▶ _Фрагмент текста_:
+++

ГИПОТЕЗА ДРАМЫ ТИПИСТОВ.

Таким образом гипотеза драмы «пастуха» разделением ролей Песни Песней соответствует тому раздроблению содержание книги, которое мы видели у наиболее крайних фрагментистов, каковы Павлюс и Магнус, видевшие в П. П. отрывочные песни разных лиц, принадлежащих разным классам общества (песни пастушеского круга и песни высшего столичного класса общества). Но между фрагментистами мы встречали и таких, которые, находя в составе Песни Песней отдельные отрывки, относили назначение их к одному и тому же кругу общества, видели в них один и тот же предмет – изображение любви одной определенной исторической пары – и даже одну и туже авторскую руку. Как мы знаем, наиболее ясно и определено выразил этот взгляд фрагментист Дэпке, находивший в Песни Песней отрывочные воспоминание о любви одного и того же Соломона к одной и той же Суламите, написанные если не самим Соломоном, то одним из ближайших его друзей. Но так как все особенности гипотезы фрагментов отражаются на гипотезе драмы, то из умеренного фрагментизма Дэпке и драма должна была выйти умеренная, без осложнения действия соперничеством разных характеров и направлений. Такова именно драма Делича 71, ближайшего vis-á-vis Дэпке. Само собою разумеется, что, если в драме П. П. нет соперничества, выходящего из различных противоположных сторон, то в ней не может быть и стороны пораженной или осмеянной. Напротив, если в Песни Песней изображается одно беззаветное устремление невесты к жениху, и если жених этот есть один и тот же Соломон, то целью книги могло быть, согласно с определением Дэпке, только восхваление Соломона, его любви и счастья. Таким образом, второй вид гипотезы драмы представляет совершенную противоположность гипотезе пастуха или иначе гипотезе сатиры и есть не что иное, как её живое обличение. Пред нами один из опытов применения закона логической динамики, так часто повторяющихся в области ветхозаветной критики. Если одна партия заговорила, что Песнь Песней есть злая сатира на царя Соломона, то другой партии нужно было сказать нечто совсем противоположное: Песнь Песней в её непосредственном буквальном понимании не только не сатира, но наоборот величайшее славословие царю Соломону.

+++

▶ _Задание 1_: Кого фрагмент о гипотезе драмы Песни Песней называет наиболее крайними фрагментистами?
▶ _Задание 2_: Преобразуйте в таблицу Markdown с колонками «Номер» и «Строка записи» ту часть записей, что открывается их первой строкой и заканчивается строкой, содержащей «- align-bottom-icon[interactable]: [411, 74, 429, 92]», включая обе границы. Пустые строки в таблицу не включайте.
Текст и записи между собой никак не связаны.

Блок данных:
+++

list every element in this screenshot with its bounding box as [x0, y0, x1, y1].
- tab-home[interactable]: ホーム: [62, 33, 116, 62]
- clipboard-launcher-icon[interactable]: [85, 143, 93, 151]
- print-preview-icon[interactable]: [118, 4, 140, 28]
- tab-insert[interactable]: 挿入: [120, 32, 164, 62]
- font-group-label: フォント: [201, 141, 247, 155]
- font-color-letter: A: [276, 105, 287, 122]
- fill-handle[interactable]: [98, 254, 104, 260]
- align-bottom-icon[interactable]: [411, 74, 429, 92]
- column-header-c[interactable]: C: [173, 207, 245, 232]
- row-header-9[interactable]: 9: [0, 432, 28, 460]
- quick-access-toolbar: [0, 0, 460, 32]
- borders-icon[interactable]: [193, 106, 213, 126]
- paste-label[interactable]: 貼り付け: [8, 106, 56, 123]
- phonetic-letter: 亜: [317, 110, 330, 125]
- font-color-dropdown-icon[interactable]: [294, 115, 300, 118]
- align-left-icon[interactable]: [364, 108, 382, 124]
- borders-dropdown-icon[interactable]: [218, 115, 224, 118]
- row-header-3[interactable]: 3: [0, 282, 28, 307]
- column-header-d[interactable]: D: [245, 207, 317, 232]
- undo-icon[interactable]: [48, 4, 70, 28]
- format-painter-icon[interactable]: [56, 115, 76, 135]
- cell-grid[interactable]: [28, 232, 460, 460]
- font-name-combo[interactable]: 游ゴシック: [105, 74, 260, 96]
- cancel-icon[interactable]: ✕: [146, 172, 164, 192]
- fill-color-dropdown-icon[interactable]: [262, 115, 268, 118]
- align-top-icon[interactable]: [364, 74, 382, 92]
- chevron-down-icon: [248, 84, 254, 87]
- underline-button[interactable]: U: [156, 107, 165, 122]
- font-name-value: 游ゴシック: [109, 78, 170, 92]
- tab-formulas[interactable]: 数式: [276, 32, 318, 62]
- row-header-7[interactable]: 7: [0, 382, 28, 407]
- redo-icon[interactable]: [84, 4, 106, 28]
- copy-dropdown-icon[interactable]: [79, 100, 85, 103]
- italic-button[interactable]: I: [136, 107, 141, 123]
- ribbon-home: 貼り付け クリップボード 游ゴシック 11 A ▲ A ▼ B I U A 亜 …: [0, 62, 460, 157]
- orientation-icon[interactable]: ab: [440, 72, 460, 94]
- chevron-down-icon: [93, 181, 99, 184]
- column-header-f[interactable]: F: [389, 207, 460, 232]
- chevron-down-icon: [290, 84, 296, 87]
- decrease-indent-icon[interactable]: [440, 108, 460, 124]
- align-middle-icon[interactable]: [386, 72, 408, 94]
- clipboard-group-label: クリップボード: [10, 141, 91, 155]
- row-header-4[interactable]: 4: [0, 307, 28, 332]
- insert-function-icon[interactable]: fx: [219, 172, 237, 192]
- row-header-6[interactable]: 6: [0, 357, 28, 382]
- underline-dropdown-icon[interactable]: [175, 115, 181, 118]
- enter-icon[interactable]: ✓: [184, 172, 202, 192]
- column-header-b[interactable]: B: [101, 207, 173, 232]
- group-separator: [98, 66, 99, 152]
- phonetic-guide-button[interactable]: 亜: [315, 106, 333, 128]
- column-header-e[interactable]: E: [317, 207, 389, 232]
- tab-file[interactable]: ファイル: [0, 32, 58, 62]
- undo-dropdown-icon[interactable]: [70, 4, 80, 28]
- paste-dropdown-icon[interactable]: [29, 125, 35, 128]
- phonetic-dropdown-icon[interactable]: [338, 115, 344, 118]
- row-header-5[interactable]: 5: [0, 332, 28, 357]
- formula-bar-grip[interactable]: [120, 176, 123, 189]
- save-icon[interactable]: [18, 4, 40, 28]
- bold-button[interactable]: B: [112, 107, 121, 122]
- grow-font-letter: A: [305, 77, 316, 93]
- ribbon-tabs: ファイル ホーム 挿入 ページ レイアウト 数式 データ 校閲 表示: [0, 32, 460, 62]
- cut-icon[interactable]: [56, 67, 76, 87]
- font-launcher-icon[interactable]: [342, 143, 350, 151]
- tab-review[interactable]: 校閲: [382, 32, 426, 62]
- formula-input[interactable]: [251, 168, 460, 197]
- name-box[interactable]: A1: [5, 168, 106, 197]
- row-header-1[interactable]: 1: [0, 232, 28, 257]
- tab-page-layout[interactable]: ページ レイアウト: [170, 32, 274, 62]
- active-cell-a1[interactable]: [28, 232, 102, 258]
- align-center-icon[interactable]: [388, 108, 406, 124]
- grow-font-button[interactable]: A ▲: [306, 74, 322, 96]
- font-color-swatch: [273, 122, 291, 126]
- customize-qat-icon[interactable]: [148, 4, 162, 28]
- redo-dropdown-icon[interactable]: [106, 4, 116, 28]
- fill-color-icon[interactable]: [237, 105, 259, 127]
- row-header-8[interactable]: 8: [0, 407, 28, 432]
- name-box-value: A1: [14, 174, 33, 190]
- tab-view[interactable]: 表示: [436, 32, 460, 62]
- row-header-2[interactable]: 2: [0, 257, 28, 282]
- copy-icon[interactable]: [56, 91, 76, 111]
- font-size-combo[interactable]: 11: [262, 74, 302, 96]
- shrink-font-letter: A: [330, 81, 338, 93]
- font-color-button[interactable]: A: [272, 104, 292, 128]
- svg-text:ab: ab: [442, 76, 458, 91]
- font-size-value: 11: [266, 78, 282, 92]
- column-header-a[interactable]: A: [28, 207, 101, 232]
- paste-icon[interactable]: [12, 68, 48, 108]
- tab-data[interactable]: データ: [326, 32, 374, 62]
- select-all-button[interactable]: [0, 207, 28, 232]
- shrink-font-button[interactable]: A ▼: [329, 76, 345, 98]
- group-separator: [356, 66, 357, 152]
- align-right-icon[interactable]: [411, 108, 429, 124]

+++

▶ _Ответ 1_: Павлюса и Магнуса.

▶ _Ответ 2_:
| Номер | Строка записи |
|---|---|
| 1 | list every element in this screenshot with its bounding box as [x0, y0, x1, y1]. |
| 2 | - tab-home[interactable]: ホーム: [62, 33, 116, 62] |
| 3 | - clipboard-launcher-icon[interactable]: [85, 143, 93, 151] |
| 4 | - print-preview-icon[interactable]: [118, 4, 140, 28] |
| 5 | - tab-insert[interactable]: 挿入: [120, 32, 164, 62] |
| 6 | - font-group-label: フォント: [201, 141, 247, 155] |
| 7 | - font-color-letter: A: [276, 105, 287, 122] |
| 8 | - fill-handle[interactable]: [98, 254, 104, 260] |
| 9 | - align-bottom-icon[interactable]: [411, 74, 429, 92] |